/---

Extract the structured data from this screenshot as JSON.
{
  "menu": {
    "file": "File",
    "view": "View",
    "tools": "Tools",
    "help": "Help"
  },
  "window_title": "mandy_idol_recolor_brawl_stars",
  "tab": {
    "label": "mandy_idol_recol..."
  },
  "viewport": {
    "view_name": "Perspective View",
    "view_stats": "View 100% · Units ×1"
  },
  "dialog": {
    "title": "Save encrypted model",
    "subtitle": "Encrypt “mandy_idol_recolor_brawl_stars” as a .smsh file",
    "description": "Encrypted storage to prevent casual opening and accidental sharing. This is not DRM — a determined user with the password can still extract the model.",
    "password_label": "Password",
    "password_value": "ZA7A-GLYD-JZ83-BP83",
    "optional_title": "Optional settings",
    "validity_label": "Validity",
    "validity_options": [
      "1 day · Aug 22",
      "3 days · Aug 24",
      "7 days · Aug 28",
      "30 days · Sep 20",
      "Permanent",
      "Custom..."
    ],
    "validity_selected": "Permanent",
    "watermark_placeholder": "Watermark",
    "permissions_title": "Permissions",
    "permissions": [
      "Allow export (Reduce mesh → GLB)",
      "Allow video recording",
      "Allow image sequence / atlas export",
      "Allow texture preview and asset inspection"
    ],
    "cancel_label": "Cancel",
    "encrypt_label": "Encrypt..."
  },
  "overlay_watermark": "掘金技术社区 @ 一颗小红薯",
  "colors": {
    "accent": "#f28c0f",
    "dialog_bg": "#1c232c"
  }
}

\---

#### WHAT TO WORK ON:
Your task is to print the whole listing again exactly.

#### EXPECTED ANSWER:
Extract the structured data from this screenshot as JSON.
{
  "menu": {
    "file": "File",
    "view": "View",
    "tools": "Tools",
    "help": "Help"
  },
  "window_title": "mandy_idol_recolor_brawl_stars",
  "tab": {
    "label": "mandy_idol_recol..."
  },
  "viewport": {
    "view_name": "Perspective View",
    "view_stats": "View 100% · Units ×1"
  },
  "dialog": {
    "title": "Save encrypted model",
    "subtitle": "Encrypt “mandy_idol_recolor_brawl_stars” as a .smsh file",
    "description": "Encrypted storage to prevent casual opening and accidental sharing. This is not DRM — a determined user with the password can still extract the model.",
    "password_label": "Password",
    "password_value": "ZA7A-GLYD-JZ83-BP83",
    "optional_title": "Optional settings",
    "validity_label": "Validity",
    "validity_options": [
      "1 day · Aug 22",
      "3 days · Aug 24",
      "7 days · Aug 28",
      "30 days · Sep 20",
      "Permanent",
      "Custom..."
    ],
    "validity_selected": "Permanent",
    "watermark_placeholder": "Watermark",
    "permissions_title": "Permissions",
    "permissions": [
      "Allow export (Reduce mesh → GLB)",
      "Allow video recording",
      "Allow image sequence / atlas export",
      "Allow texture preview and asset inspection"
    ],
    "cancel_label": "Cancel",
    "encrypt_label": "Encrypt..."
  },
  "overlay_watermark": "掘金技术社区 @ 一颗小红薯",
  "colors": {
    "accent": "#f28c0f",
    "dialog_bg": "#1c232c"
  }
}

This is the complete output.